Each line below must be set down exactly; omit any image you find.

#### Entries provided ####

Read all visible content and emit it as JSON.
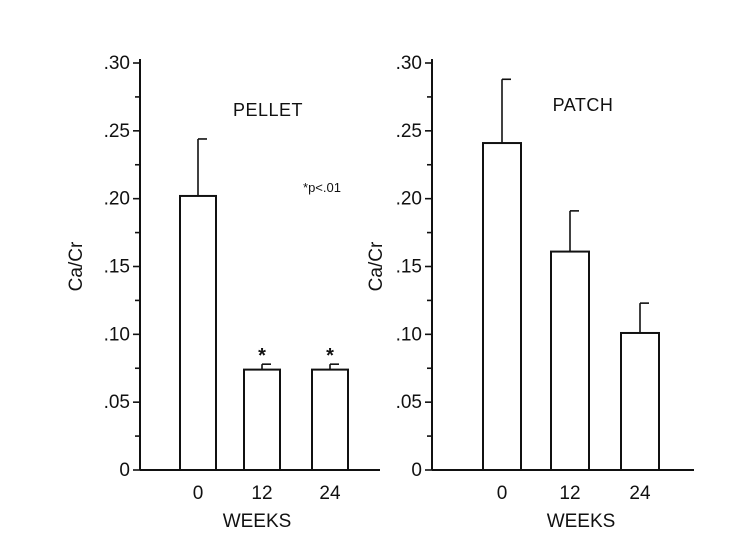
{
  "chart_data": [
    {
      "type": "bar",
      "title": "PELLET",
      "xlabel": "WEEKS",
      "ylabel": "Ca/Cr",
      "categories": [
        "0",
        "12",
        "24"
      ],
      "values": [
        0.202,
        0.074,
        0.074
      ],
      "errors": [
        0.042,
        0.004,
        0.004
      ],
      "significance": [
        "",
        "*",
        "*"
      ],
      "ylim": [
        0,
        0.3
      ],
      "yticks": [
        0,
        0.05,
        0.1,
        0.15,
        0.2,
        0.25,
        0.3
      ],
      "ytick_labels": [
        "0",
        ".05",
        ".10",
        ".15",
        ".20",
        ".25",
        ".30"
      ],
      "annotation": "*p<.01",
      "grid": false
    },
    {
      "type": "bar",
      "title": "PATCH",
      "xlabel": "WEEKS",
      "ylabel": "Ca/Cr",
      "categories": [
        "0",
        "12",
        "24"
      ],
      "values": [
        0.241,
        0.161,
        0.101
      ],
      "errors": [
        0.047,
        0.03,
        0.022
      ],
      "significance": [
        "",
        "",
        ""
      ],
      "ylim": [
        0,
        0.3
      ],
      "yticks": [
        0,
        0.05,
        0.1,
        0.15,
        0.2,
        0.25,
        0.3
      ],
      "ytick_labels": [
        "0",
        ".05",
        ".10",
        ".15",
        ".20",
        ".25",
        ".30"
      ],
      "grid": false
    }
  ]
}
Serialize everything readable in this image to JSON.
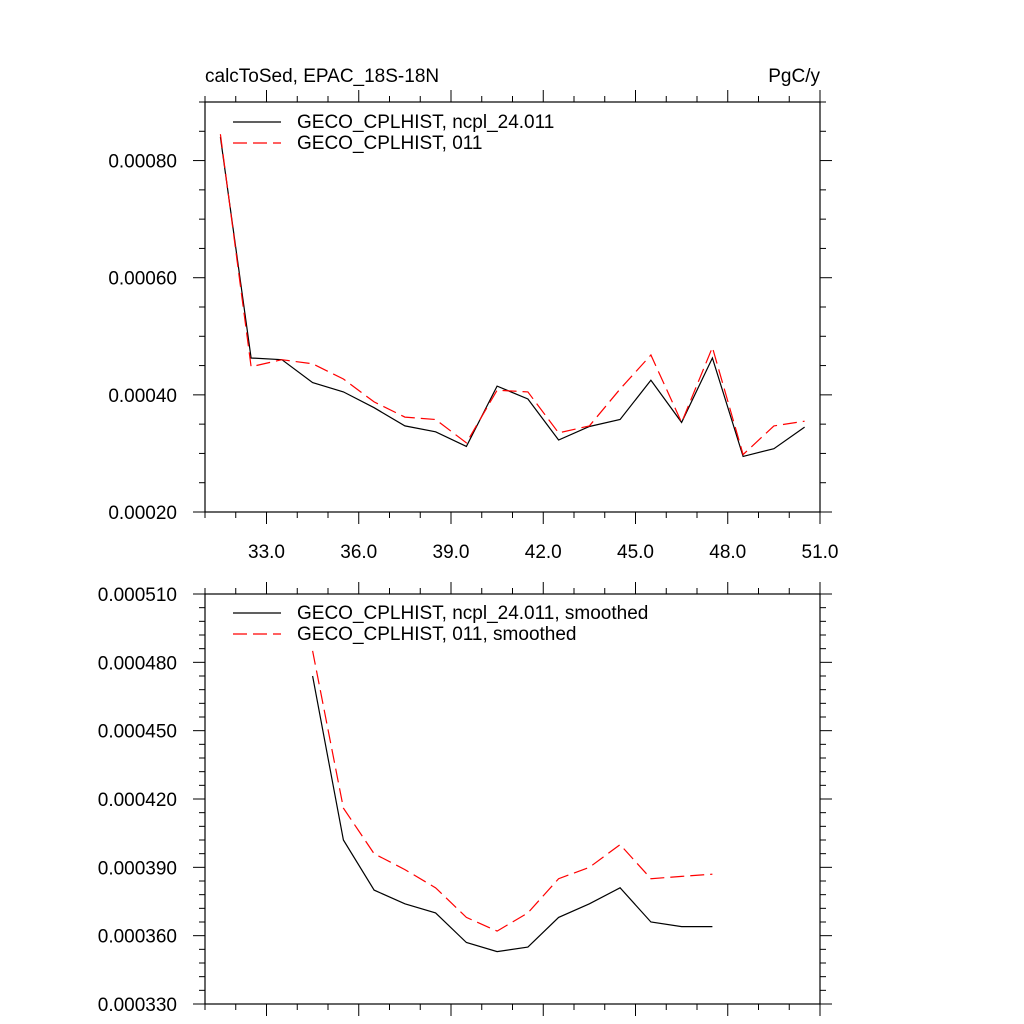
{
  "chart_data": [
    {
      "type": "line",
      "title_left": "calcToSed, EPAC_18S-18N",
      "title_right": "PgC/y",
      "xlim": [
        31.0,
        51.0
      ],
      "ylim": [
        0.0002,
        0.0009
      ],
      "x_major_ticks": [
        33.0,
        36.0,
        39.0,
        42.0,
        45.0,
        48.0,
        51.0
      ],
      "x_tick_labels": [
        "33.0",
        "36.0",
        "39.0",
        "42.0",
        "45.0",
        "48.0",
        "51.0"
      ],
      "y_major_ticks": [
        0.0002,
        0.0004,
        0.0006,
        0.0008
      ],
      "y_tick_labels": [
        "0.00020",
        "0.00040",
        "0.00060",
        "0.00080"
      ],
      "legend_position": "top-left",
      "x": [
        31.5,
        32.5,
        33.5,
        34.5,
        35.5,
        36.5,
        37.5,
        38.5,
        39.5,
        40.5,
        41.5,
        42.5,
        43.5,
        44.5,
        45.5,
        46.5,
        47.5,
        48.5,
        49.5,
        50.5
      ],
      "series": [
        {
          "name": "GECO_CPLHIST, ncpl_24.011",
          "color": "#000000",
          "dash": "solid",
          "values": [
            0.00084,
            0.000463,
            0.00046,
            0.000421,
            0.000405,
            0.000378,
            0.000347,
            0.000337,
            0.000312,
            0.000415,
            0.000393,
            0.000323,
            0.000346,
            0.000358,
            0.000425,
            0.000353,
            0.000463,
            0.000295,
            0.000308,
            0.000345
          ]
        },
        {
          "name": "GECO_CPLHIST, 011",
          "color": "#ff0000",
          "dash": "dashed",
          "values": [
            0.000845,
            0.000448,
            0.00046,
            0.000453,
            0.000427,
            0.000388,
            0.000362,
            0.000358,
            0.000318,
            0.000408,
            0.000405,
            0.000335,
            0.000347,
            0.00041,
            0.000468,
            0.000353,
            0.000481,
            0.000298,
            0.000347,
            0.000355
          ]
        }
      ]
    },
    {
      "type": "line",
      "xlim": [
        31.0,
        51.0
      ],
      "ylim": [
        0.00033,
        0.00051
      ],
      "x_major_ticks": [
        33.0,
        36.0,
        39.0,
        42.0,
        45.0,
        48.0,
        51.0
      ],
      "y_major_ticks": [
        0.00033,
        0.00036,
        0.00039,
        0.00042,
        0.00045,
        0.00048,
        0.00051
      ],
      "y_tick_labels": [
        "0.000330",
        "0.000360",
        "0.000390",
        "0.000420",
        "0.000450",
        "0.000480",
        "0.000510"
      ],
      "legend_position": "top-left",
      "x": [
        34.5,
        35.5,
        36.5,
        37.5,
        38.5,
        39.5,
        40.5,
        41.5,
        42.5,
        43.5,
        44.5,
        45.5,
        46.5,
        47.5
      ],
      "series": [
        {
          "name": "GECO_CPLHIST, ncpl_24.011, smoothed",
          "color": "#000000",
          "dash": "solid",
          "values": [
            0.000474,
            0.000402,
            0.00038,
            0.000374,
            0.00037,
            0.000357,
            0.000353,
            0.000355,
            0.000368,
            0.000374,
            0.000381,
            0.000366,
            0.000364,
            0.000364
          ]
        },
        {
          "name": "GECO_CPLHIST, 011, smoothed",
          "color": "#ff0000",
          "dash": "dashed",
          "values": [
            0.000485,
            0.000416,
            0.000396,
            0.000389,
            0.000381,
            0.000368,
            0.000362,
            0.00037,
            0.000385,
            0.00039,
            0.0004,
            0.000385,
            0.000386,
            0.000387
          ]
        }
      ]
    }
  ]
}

####

--- Answer to the problem ---
Read all visible content and emit it as JSON.
{
  "chart_data": [
    {
      "type": "bar",
      "title": "PELLET",
      "xlabel": "WEEKS",
      "ylabel": "Ca/Cr",
      "categories": [
        "0",
        "12",
        "24"
      ],
      "values": [
        0.202,
        0.074,
        0.074
      ],
      "errors": [
        0.042,
        0.004,
        0.004
      ],
      "significance": [
        "",
        "*",
        "*"
      ],
      "ylim": [
        0,
        0.3
      ],
      "yticks": [
        0,
        0.05,
        0.1,
        0.15,
        0.2,
        0.25,
        0.3
      ],
      "ytick_labels": [
        "0",
        ".05",
        ".10",
        ".15",
        ".20",
        ".25",
        ".30"
      ],
      "annotation": "*p<.01",
      "grid": false
    },
    {
      "type": "bar",
      "title": "PATCH",
      "xlabel": "WEEKS",
      "ylabel": "Ca/Cr",
      "categories": [
        "0",
        "12",
        "24"
      ],
      "values": [
        0.241,
        0.161,
        0.101
      ],
      "errors": [
        0.047,
        0.03,
        0.022
      ],
      "significance": [
        "",
        "",
        ""
      ],
      "ylim": [
        0,
        0.3
      ],
      "yticks": [
        0,
        0.05,
        0.1,
        0.15,
        0.2,
        0.25,
        0.3
      ],
      "ytick_labels": [
        "0",
        ".05",
        ".10",
        ".15",
        ".20",
        ".25",
        ".30"
      ],
      "grid": false
    }
  ]
}
Serialize everything readable in this image to JSON.
{
  "chart_data": [
    {
      "type": "line",
      "title_left": "calcToSed, EPAC_18S-18N",
      "title_right": "PgC/y",
      "xlim": [
        31.0,
        51.0
      ],
      "ylim": [
        0.0002,
        0.0009
      ],
      "x_major_ticks": [
        33.0,
        36.0,
        39.0,
        42.0,
        45.0,
        48.0,
        51.0
      ],
      "x_tick_labels": [
        "33.0",
        "36.0",
        "39.0",
        "42.0",
        "45.0",
        "48.0",
        "51.0"
      ],
      "y_major_ticks": [
        0.0002,
        0.0004,
        0.0006,
        0.0008
      ],
      "y_tick_labels": [
        "0.00020",
        "0.00040",
        "0.00060",
        "0.00080"
      ],
      "legend_position": "top-left",
      "x": [
        31.5,
        32.5,
        33.5,
        34.5,
        35.5,
        36.5,
        37.5,
        38.5,
        39.5,
        40.5,
        41.5,
        42.5,
        43.5,
        44.5,
        45.5,
        46.5,
        47.5,
        48.5,
        49.5,
        50.5
      ],
      "series": [
        {
          "name": "GECO_CPLHIST, ncpl_24.011",
          "color": "#000000",
          "dash": "solid",
          "values": [
            0.00084,
            0.000463,
            0.00046,
            0.000421,
            0.000405,
            0.000378,
            0.000347,
            0.000337,
            0.000312,
            0.000415,
            0.000393,
            0.000323,
            0.000346,
            0.000358,
            0.000425,
            0.000353,
            0.000463,
            0.000295,
            0.000308,
            0.000345
          ]
        },
        {
          "name": "GECO_CPLHIST, 011",
          "color": "#ff0000",
          "dash": "dashed",
          "values": [
            0.000845,
            0.000448,
            0.00046,
            0.000453,
            0.000427,
            0.000388,
            0.000362,
            0.000358,
            0.000318,
            0.000408,
            0.000405,
            0.000335,
            0.000347,
            0.00041,
            0.000468,
            0.000353,
            0.000481,
            0.000298,
            0.000347,
            0.000355
          ]
        }
      ]
    },
    {
      "type": "line",
      "xlim": [
        31.0,
        51.0
      ],
      "ylim": [
        0.00033,
        0.00051
      ],
      "x_major_ticks": [
        33.0,
        36.0,
        39.0,
        42.0,
        45.0,
        48.0,
        51.0
      ],
      "y_major_ticks": [
        0.00033,
        0.00036,
        0.00039,
        0.00042,
        0.00045,
        0.00048,
        0.00051
      ],
      "y_tick_labels": [
        "0.000330",
        "0.000360",
        "0.000390",
        "0.000420",
        "0.000450",
        "0.000480",
        "0.000510"
      ],
      "legend_position": "top-left",
      "x": [
        34.5,
        35.5,
        36.5,
        37.5,
        38.5,
        39.5,
        40.5,
        41.5,
        42.5,
        43.5,
        44.5,
        45.5,
        46.5,
        47.5
      ],
      "series": [
        {
          "name": "GECO_CPLHIST, ncpl_24.011, smoothed",
          "color": "#000000",
          "dash": "solid",
          "values": [
            0.000474,
            0.000402,
            0.00038,
            0.000374,
            0.00037,
            0.000357,
            0.000353,
            0.000355,
            0.000368,
            0.000374,
            0.000381,
            0.000366,
            0.000364,
            0.000364
          ]
        },
        {
          "name": "GECO_CPLHIST, 011, smoothed",
          "color": "#ff0000",
          "dash": "dashed",
          "values": [
            0.000485,
            0.000416,
            0.000396,
            0.000389,
            0.000381,
            0.000368,
            0.000362,
            0.00037,
            0.000385,
            0.00039,
            0.0004,
            0.000385,
            0.000386,
            0.000387
          ]
        }
      ]
    }
  ]
}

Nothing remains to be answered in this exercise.